Using the material that follows, identify and copy each line with the string "Maria".

** start PROVIDED DATA **

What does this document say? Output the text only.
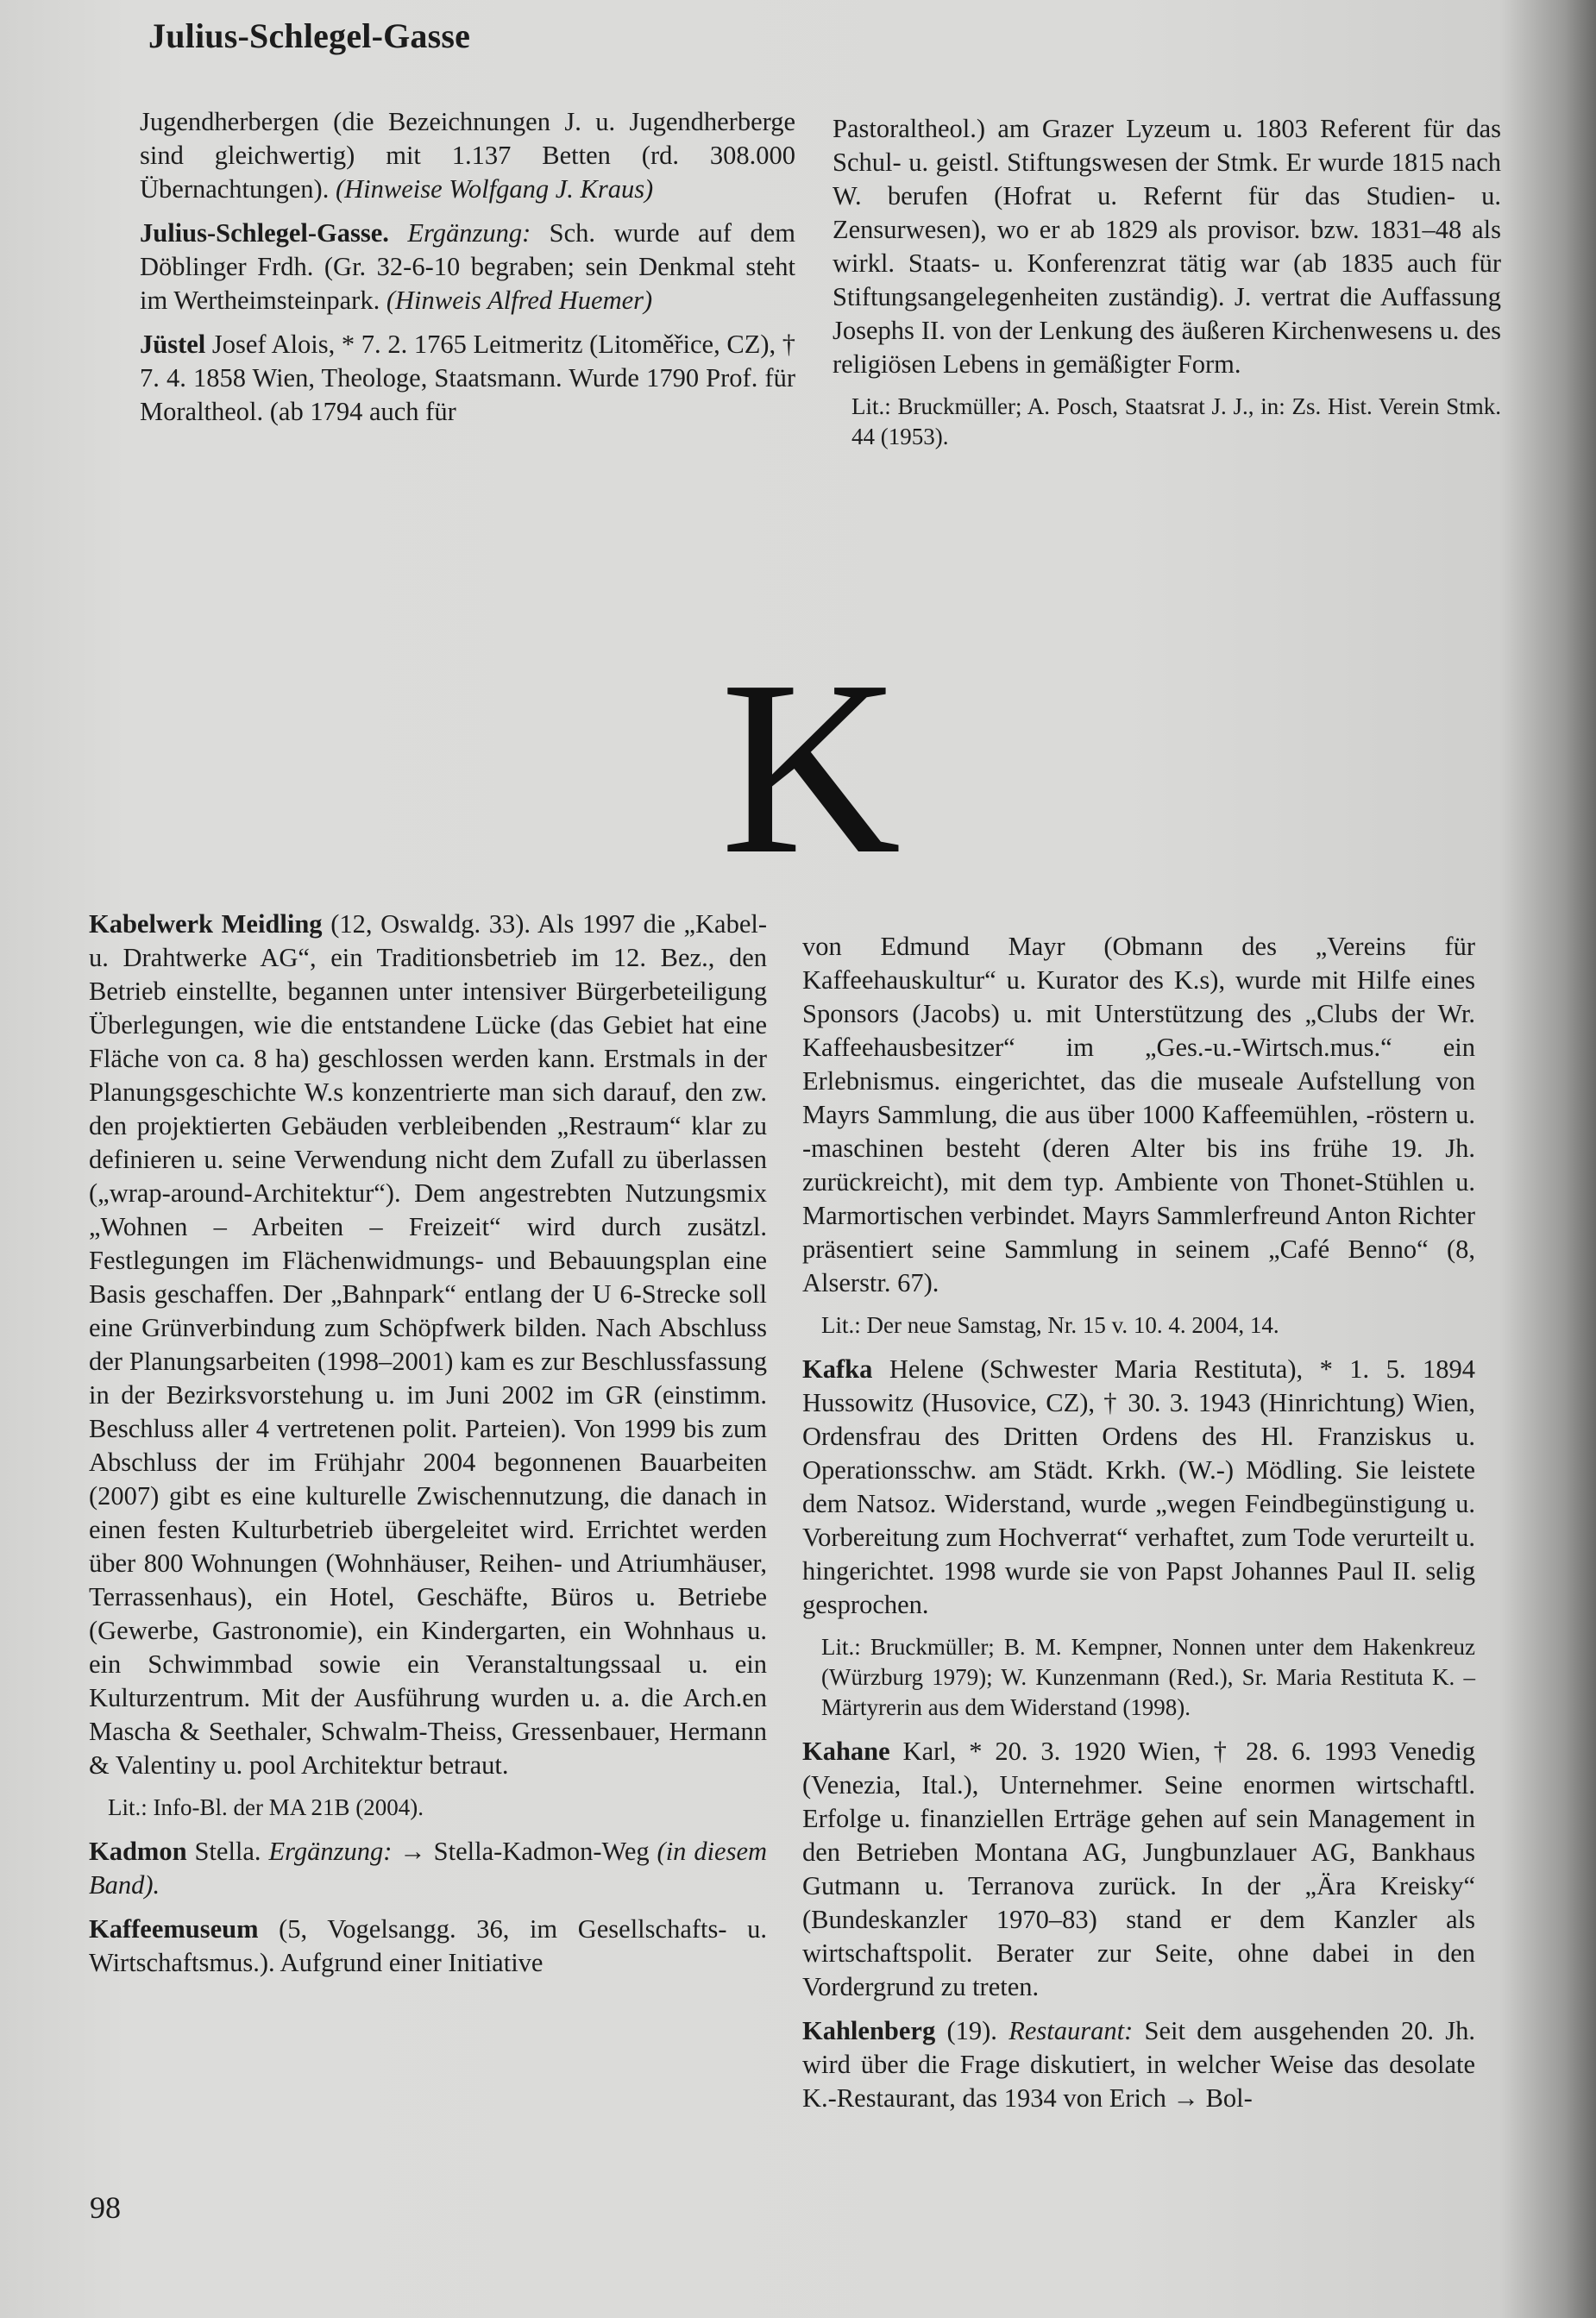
Julius-Schlegel-Gasse

Jugendherbergen (die Bezeichnungen J. u. Jugendherberge sind gleichwertig) mit 1.137 Betten (rd. 308.000 Übernachtungen). (Hinweise Wolfgang J. Kraus)

Julius-Schlegel-Gasse. Ergänzung: Sch. wurde auf dem Döblinger Frdh. (Gr. 32-6-10 begraben; sein Denkmal steht im Wertheimsteinpark. (Hinweis Alfred Huemer)

Jüstel Josef Alois, * 7. 2. 1765 Leitmeritz (Litoměřice, CZ), † 7. 4. 1858 Wien, Theologe, Staatsmann. Wurde 1790 Prof. für Moraltheol. (ab 1794 auch für

Pastoraltheol.) am Grazer Lyzeum u. 1803 Referent für das Schul- u. geistl. Stiftungswesen der Stmk. Er wurde 1815 nach W. berufen (Hofrat u. Refernt für das Studien- u. Zensurwesen), wo er ab 1829 als provisor. bzw. 1831–48 als wirkl. Staats- u. Konferenzrat tätig war (ab 1835 auch für Stiftungsangelegenheiten zuständig). J. vertrat die Auffassung Josephs II. von der Lenkung des äußeren Kirchenwesens u. des religiösen Lebens in gemäßigter Form.

Lit.: Bruckmüller; A. Posch, Staatsrat J. J., in: Zs. Hist. Verein Stmk. 44 (1953).

K

Kabelwerk Meidling (12, Oswaldg. 33). Als 1997 die „Kabel- u. Drahtwerke AG“, ein Traditionsbetrieb im 12. Bez., den Betrieb einstellte, begannen unter intensiver Bürgerbeteiligung Überlegungen, wie die entstandene Lücke (das Gebiet hat eine Fläche von ca. 8 ha) geschlossen werden kann. Erstmals in der Planungsgeschichte W.s konzentrierte man sich darauf, den zw. den projektierten Gebäuden verbleibenden „Restraum“ klar zu definieren u. seine Verwendung nicht dem Zufall zu überlassen („wrap-around-Architektur“). Dem angestrebten Nutzungsmix „Wohnen – Arbeiten – Freizeit“ wird durch zusätzl. Festlegungen im Flächenwidmungs- und Bebauungsplan eine Basis geschaffen. Der „Bahnpark“ entlang der U 6-Strecke soll eine Grünverbindung zum Schöpfwerk bilden. Nach Abschluss der Planungsarbeiten (1998–2001) kam es zur Beschlussfassung in der Bezirksvorstehung u. im Juni 2002 im GR (einstimm. Beschluss aller 4 vertretenen polit. Parteien). Von 1999 bis zum Abschluss der im Frühjahr 2004 begonnenen Bauarbeiten (2007) gibt es eine kulturelle Zwischennutzung, die danach in einen festen Kulturbetrieb übergeleitet wird. Errichtet werden über 800 Wohnungen (Wohnhäuser, Reihen- und Atriumhäuser, Terrassenhaus), ein Hotel, Geschäfte, Büros u. Betriebe (Gewerbe, Gastronomie), ein Kindergarten, ein Wohnhaus u. ein Schwimmbad sowie ein Veranstaltungssaal u. ein Kulturzentrum. Mit der Ausführung wurden u. a. die Arch.en Mascha & Seethaler, Schwalm-Theiss, Gressenbauer, Hermann & Valentiny u. pool Architektur betraut.

Lit.: Info-Bl. der MA 21B (2004).

Kadmon Stella. Ergänzung: → Stella-Kadmon-Weg (in diesem Band).

Kaffeemuseum (5, Vogelsangg. 36, im Gesellschafts- u. Wirtschaftsmus.). Aufgrund einer Initiative

von Edmund Mayr (Obmann des „Vereins für Kaffeehauskultur“ u. Kurator des K.s), wurde mit Hilfe eines Sponsors (Jacobs) u. mit Unterstützung des „Clubs der Wr. Kaffeehausbesitzer“ im „Ges.-u.-Wirtsch.mus.“ ein Erlebnismus. eingerichtet, das die museale Aufstellung von Mayrs Sammlung, die aus über 1000 Kaffeemühlen, -röstern u. -maschinen besteht (deren Alter bis ins frühe 19. Jh. zurückreicht), mit dem typ. Ambiente von Thonet-Stühlen u. Marmortischen verbindet. Mayrs Sammlerfreund Anton Richter präsentiert seine Sammlung in seinem „Café Benno“ (8, Alserstr. 67).

Lit.: Der neue Samstag, Nr. 15 v. 10. 4. 2004, 14.

Kafka Helene (Schwester Maria Restituta), * 1. 5. 1894 Hussowitz (Husovice, CZ), † 30. 3. 1943 (Hinrichtung) Wien, Ordensfrau des Dritten Ordens des Hl. Franziskus u. Operationsschw. am Städt. Krkh. (W.-) Mödling. Sie leistete dem Natsoz. Widerstand, wurde „wegen Feindbegünstigung u. Vorbereitung zum Hochverrat“ verhaftet, zum Tode verurteilt u. hingerichtet. 1998 wurde sie von Papst Johannes Paul II. selig gesprochen.

Lit.: Bruckmüller; B. M. Kempner, Nonnen unter dem Hakenkreuz (Würzburg 1979); W. Kunzenmann (Red.), Sr. Maria Restituta K. – Märtyrerin aus dem Widerstand (1998).

Kahane Karl, * 20. 3. 1920 Wien, † 28. 6. 1993 Venedig (Venezia, Ital.), Unternehmer. Seine enormen wirtschaftl. Erfolge u. finanziellen Erträge gehen auf sein Management in den Betrieben Montana AG, Jungbunzlauer AG, Bankhaus Gutmann u. Terranova zurück. In der „Ära Kreisky“ (Bundeskanzler 1970–83) stand er dem Kanzler als wirtschaftspolit. Berater zur Seite, ohne dabei in den Vordergrund zu treten.

Kahlenberg (19). Restaurant: Seit dem ausgehenden 20. Jh. wird über die Frage diskutiert, in welcher Weise das desolate K.-Restaurant, das 1934 von Erich → Bol-

98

** end PROVIDED DATA **

**TASK SOLUTION:**
Kafka Helene (Schwester Maria Restituta), * 1. 5. 1894 Hussowitz (Husovice, CZ), † 30. 3. 1943 (Hinrichtung) Wien, Ordensfrau des Dritten Ordens des Hl. Franziskus u. Operationsschw. am Städt. Krkh. (W.-) Mödling. Sie leistete dem Natsoz. Widerstand, wurde „wegen Feindbegünstigung u. Vorbereitung zum Hochverrat“ verhaftet, zum Tode verurteilt u. hingerichtet. 1998 wurde sie von Papst Johannes Paul II. selig gesprochen.
Lit.: Bruckmüller; B. M. Kempner, Nonnen unter dem Hakenkreuz (Würzburg 1979); W. Kunzenmann (Red.), Sr. Maria Restituta K. – Märtyrerin aus dem Widerstand (1998).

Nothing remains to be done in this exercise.